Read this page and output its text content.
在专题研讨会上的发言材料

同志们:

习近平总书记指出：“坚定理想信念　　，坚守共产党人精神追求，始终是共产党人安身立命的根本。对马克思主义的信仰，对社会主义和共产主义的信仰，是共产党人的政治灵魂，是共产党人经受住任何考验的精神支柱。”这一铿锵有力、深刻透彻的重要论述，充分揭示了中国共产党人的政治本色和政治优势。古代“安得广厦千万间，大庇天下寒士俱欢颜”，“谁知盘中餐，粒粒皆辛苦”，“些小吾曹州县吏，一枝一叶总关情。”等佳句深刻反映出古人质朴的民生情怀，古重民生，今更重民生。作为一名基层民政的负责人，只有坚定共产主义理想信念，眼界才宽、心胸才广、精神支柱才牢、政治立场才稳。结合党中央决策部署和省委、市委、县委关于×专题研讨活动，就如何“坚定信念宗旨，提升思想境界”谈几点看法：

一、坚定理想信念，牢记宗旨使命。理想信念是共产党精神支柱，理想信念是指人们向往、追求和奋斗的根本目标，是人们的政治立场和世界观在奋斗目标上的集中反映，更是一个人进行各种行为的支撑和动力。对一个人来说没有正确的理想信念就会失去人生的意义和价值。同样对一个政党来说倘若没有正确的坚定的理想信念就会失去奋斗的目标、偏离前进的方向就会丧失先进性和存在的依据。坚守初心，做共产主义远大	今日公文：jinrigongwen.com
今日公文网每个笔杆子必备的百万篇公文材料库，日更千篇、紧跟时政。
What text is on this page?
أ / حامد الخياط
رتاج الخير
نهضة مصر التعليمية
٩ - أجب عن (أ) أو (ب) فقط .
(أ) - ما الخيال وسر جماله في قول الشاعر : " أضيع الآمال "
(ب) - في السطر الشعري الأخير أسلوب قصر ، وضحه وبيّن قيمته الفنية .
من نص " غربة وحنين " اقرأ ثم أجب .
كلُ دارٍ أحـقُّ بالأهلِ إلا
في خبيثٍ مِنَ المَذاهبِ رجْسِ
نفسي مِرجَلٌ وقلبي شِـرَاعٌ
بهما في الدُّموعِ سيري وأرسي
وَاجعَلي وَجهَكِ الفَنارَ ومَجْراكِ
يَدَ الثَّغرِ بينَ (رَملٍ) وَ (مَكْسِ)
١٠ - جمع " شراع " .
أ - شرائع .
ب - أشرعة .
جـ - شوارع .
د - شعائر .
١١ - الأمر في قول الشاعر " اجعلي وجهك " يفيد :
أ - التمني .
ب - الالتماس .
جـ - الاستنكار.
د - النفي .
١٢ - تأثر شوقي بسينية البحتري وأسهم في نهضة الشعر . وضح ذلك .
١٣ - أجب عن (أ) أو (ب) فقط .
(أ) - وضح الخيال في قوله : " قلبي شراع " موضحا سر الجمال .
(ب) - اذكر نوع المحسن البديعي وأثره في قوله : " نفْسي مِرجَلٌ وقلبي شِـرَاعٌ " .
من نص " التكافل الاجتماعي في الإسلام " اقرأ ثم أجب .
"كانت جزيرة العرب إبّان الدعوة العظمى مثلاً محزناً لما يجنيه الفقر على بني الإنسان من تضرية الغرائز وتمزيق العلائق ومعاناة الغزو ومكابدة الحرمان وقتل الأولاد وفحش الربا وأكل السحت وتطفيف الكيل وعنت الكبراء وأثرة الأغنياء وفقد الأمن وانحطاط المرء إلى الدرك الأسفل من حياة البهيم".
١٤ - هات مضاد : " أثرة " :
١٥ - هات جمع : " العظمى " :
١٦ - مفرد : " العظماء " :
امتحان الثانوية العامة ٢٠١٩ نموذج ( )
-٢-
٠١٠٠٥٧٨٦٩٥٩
......
EXERCISE DIRECTIONS
Search the records for the string "نهضة" and return every line in which it occurs.

EXERCISE RESULT
نهضة مصر التعليمية
١٢ - تأثر شوقي بسينية البحتري وأسهم في نهضة الشعر . وضح ذلك .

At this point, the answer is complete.